» THE PROBLEM:
Assemble all lines in which the string "right" appears.

════════════════

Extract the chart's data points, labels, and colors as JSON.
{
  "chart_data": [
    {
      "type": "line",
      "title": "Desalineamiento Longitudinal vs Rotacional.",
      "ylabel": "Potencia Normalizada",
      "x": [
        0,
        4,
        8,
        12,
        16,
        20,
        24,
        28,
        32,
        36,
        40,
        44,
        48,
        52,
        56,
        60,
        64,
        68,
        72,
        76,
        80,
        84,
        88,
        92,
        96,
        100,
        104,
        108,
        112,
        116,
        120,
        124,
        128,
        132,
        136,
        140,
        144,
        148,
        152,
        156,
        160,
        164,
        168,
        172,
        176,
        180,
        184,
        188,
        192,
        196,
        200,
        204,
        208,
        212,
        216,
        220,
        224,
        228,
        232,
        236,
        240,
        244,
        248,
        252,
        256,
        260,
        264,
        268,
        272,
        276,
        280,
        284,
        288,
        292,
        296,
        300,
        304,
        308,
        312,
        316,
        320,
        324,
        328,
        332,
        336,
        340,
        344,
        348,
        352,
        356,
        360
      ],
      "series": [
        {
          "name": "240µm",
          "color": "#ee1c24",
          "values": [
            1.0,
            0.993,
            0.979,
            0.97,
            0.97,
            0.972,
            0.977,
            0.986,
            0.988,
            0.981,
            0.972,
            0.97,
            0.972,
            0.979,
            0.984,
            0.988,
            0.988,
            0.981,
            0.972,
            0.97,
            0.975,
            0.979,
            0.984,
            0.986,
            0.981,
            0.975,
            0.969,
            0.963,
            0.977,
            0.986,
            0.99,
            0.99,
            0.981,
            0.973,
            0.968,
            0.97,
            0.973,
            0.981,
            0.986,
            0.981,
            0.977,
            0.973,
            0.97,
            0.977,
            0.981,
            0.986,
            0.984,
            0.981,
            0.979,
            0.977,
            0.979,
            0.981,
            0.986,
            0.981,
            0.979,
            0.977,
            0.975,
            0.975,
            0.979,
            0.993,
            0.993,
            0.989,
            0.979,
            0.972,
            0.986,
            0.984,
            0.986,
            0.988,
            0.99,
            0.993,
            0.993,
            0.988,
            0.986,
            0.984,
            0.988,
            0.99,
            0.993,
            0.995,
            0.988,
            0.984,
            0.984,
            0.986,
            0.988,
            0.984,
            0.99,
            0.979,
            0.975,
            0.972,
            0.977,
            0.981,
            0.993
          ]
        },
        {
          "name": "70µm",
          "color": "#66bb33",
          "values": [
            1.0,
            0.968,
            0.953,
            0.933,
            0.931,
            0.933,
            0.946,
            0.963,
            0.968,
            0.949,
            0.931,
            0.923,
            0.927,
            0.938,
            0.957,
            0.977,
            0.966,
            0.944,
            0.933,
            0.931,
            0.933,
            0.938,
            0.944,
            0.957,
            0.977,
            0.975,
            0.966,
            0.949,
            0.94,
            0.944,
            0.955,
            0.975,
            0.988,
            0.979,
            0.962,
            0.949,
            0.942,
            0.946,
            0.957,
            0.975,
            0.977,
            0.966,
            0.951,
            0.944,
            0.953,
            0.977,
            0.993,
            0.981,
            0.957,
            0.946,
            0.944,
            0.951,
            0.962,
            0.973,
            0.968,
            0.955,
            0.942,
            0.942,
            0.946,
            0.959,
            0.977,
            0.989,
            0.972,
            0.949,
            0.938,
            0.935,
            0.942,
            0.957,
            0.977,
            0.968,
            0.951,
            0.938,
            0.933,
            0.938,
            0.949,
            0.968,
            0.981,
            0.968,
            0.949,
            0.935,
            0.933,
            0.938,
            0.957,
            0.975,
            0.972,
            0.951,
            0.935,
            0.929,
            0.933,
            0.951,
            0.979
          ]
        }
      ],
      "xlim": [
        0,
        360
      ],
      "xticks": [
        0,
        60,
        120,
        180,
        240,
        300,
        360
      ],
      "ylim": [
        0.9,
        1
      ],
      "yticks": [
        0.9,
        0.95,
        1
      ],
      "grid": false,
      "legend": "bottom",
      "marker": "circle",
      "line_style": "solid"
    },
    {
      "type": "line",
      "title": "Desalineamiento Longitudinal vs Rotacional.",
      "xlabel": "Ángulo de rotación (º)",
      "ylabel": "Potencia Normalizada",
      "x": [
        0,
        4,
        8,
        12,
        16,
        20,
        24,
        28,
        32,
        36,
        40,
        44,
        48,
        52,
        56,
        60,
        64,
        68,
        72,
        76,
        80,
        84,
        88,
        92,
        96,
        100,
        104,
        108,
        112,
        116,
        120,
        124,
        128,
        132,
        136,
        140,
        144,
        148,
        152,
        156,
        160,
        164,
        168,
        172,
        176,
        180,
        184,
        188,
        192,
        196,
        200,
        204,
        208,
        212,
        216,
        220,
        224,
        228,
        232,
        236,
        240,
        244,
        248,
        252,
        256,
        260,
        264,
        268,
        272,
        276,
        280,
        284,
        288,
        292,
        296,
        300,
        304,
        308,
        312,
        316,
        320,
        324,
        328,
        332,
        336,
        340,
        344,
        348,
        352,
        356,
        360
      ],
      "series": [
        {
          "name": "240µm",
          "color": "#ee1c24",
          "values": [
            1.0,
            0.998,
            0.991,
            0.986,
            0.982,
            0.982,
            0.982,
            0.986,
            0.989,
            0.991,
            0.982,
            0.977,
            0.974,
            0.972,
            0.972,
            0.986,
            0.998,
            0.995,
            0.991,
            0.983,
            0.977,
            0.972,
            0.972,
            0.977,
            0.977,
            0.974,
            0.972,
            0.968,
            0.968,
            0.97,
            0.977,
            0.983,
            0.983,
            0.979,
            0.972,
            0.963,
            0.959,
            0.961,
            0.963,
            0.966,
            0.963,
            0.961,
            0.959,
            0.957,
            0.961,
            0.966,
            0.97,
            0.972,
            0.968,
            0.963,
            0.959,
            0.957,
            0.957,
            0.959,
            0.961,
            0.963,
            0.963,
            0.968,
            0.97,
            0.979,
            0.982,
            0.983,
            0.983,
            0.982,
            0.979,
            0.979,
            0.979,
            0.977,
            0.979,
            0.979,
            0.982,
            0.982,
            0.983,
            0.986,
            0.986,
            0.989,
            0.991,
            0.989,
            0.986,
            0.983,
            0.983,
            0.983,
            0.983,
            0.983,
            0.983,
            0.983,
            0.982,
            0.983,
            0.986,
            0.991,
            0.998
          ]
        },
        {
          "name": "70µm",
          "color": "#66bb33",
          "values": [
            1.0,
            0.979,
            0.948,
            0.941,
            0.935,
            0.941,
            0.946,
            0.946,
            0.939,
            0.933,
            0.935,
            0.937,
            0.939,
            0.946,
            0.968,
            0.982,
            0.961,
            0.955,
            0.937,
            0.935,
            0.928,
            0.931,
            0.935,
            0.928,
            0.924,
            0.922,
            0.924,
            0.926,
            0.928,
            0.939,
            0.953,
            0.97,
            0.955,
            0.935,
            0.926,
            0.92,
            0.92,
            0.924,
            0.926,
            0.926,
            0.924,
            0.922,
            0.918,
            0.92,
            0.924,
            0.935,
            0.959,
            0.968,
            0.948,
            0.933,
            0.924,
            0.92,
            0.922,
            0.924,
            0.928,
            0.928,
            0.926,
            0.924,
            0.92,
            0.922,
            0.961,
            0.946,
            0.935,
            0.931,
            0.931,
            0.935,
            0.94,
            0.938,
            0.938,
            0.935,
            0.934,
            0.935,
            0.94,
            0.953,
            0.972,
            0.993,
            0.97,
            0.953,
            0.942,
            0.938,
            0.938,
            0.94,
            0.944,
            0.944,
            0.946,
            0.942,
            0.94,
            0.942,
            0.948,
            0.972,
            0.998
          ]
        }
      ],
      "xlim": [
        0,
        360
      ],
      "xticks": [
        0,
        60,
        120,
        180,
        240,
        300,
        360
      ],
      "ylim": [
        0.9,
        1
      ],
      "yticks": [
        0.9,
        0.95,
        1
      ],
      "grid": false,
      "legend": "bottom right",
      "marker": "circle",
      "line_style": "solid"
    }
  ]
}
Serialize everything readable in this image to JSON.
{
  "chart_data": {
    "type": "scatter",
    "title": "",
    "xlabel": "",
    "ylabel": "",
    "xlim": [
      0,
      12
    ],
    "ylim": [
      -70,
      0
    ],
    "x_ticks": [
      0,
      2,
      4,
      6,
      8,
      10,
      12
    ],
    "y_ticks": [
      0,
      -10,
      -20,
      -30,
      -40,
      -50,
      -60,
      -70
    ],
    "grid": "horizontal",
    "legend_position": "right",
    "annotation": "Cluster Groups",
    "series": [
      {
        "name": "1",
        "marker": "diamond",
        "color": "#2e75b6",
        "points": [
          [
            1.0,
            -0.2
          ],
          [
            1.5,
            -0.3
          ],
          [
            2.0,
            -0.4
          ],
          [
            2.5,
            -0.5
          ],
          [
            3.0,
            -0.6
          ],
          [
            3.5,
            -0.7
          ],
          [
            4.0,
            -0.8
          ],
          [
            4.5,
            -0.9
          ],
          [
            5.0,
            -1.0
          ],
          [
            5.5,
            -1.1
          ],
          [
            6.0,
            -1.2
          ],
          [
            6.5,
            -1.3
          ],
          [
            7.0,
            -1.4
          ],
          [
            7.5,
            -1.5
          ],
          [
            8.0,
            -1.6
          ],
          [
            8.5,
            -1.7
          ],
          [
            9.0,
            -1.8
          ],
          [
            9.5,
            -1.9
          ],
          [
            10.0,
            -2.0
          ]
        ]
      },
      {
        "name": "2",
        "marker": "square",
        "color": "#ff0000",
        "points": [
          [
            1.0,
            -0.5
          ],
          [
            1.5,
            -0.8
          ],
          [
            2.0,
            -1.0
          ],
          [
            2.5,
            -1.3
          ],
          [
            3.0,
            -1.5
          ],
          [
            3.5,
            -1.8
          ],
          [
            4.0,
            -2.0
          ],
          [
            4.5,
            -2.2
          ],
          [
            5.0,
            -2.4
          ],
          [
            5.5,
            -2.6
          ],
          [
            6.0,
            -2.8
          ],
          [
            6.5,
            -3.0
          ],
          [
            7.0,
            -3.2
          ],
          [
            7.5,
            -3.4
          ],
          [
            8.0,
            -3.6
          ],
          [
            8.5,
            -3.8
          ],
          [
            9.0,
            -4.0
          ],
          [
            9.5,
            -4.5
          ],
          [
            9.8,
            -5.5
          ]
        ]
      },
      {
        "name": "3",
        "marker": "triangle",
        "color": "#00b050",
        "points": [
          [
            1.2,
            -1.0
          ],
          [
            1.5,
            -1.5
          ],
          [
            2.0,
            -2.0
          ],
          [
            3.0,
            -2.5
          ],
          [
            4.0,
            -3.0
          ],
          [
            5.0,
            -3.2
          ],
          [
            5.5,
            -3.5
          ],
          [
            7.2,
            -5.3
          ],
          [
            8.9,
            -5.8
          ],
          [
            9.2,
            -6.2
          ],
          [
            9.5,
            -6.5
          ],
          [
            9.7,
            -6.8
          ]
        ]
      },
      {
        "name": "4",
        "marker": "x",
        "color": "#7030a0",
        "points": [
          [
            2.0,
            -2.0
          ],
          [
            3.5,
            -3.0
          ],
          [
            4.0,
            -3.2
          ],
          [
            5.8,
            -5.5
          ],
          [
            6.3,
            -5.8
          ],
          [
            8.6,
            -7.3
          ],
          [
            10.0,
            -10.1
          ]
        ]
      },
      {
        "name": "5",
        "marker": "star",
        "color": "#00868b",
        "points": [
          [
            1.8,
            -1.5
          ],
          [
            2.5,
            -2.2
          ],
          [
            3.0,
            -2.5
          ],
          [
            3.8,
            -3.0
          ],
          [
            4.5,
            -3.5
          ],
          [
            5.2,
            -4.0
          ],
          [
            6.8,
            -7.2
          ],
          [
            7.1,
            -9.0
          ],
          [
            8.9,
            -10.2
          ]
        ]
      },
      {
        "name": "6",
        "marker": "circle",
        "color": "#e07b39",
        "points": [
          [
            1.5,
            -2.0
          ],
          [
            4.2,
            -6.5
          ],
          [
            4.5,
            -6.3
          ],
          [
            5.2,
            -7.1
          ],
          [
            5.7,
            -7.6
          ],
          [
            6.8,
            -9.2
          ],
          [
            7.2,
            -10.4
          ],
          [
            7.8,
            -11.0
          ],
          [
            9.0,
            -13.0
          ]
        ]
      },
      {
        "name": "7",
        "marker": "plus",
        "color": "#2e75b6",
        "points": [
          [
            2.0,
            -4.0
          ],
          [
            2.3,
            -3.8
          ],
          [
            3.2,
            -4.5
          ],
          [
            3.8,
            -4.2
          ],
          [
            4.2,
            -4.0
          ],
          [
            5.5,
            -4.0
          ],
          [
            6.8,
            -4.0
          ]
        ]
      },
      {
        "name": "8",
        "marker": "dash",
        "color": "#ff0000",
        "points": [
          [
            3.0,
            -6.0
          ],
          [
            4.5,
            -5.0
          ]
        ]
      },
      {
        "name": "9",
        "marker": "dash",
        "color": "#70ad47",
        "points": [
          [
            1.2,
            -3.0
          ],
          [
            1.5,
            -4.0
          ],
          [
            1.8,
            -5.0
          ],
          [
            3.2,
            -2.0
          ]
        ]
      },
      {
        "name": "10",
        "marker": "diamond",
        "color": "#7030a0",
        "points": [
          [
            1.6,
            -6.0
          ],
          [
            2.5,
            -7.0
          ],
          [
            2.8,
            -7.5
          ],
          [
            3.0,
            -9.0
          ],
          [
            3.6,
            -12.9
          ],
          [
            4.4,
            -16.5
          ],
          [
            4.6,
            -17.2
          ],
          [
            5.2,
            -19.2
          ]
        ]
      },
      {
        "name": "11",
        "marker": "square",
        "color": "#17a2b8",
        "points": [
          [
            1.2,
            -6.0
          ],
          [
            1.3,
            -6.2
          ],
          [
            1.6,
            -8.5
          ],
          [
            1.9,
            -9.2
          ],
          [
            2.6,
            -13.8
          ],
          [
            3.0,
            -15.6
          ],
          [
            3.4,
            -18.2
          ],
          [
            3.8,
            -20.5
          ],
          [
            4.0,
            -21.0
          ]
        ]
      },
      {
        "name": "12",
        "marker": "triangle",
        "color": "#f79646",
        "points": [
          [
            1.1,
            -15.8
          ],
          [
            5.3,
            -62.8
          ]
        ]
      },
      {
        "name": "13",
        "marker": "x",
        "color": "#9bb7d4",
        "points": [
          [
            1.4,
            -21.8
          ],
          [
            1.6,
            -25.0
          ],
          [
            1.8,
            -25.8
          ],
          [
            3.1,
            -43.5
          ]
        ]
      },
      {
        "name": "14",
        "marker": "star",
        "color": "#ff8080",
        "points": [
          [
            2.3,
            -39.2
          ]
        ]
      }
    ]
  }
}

════════════════

» SOLUTION TO THIS EXERCISE:
      "legend": "bottom right",
    "legend_position": "right",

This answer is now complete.